— Start of Dataset records —

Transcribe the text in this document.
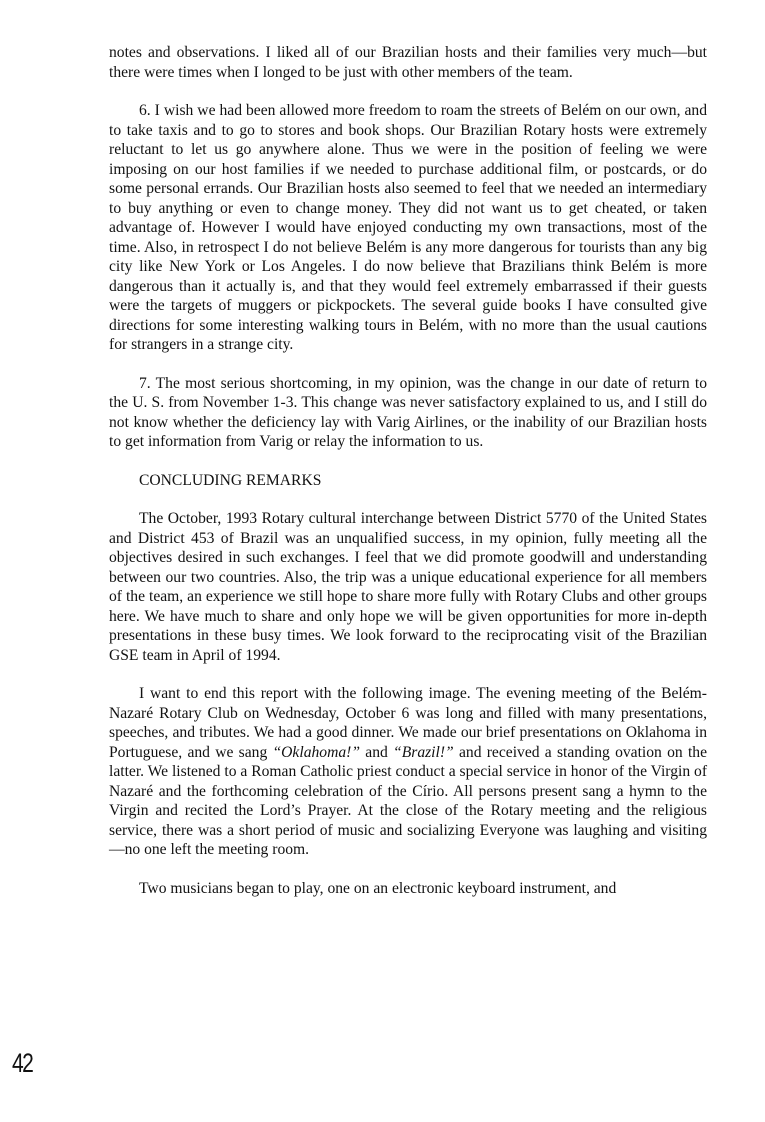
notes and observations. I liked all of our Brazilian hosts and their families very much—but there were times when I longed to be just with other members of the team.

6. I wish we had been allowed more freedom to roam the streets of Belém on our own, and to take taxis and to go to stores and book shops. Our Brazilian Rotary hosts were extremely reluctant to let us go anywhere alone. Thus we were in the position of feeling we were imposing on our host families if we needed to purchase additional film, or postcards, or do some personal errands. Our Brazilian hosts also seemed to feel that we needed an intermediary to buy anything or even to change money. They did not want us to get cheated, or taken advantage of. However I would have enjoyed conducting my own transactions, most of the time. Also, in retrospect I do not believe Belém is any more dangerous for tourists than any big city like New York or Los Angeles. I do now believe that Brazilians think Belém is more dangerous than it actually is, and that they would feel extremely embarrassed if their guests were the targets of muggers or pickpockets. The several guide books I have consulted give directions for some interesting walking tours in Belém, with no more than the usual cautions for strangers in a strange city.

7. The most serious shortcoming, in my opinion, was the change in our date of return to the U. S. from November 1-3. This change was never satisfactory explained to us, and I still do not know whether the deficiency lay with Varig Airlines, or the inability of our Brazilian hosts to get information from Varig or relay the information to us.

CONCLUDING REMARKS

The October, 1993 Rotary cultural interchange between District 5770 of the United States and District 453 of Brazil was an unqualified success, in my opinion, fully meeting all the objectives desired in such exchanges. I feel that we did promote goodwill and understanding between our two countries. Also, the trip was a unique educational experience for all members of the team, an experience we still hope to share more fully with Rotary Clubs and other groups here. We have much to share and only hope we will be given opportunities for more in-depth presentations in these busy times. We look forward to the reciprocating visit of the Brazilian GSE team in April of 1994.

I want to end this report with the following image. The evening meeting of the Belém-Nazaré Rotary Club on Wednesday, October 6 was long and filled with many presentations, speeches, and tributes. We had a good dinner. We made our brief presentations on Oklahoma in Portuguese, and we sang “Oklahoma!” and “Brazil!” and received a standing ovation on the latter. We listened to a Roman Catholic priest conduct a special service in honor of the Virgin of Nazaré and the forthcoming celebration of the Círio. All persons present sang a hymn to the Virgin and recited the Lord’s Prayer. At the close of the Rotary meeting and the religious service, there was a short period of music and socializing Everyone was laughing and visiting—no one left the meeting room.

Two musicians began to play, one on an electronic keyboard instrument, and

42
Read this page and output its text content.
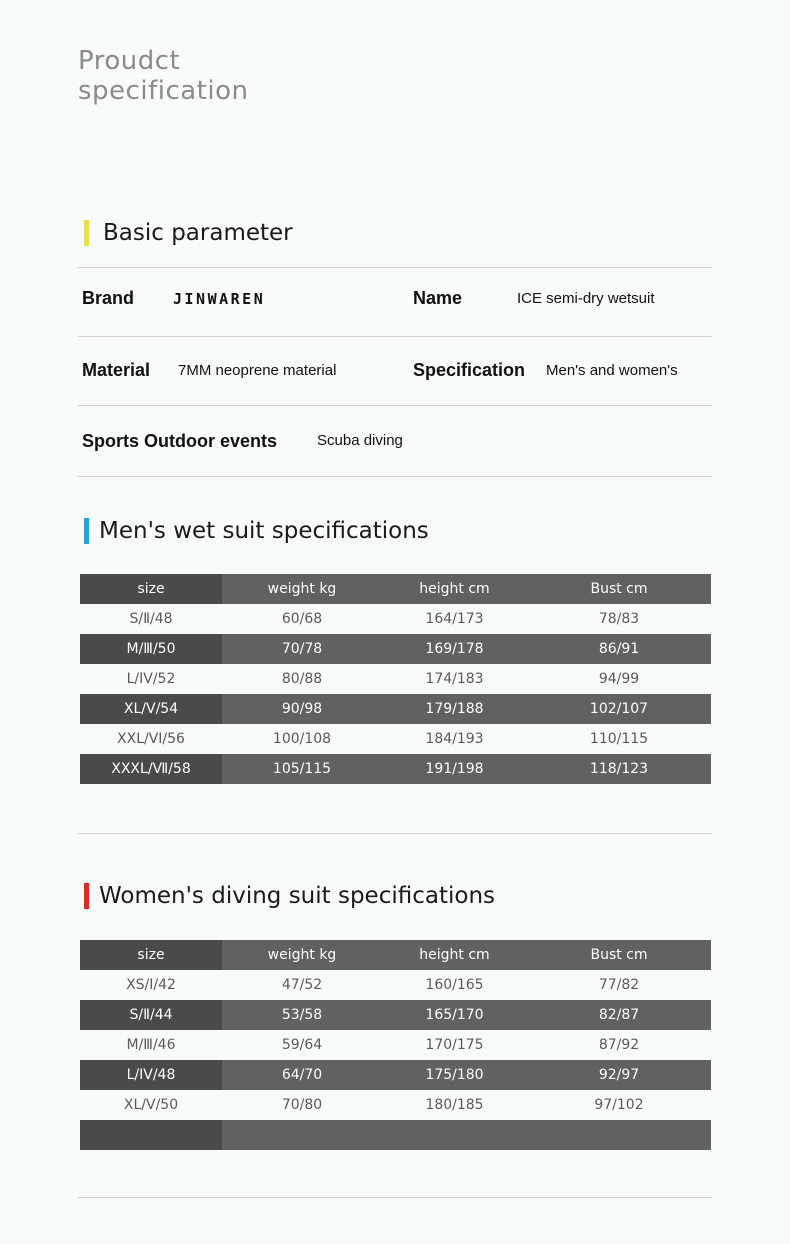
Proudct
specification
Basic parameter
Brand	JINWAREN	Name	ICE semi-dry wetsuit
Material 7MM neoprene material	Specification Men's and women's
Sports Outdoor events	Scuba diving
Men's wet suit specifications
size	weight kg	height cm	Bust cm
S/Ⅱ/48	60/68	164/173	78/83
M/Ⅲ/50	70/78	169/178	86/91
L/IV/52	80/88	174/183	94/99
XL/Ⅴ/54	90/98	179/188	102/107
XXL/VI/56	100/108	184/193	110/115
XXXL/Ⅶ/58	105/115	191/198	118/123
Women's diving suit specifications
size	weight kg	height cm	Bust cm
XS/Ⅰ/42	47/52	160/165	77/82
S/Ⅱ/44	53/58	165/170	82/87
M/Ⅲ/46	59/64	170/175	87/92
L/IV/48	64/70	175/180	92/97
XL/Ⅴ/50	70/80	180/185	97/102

— End of Dataset records —

▶ _Directions_
Of all the lines above, how many contain the word "diving"? Answer with only the number.

▶ _Complete response_
2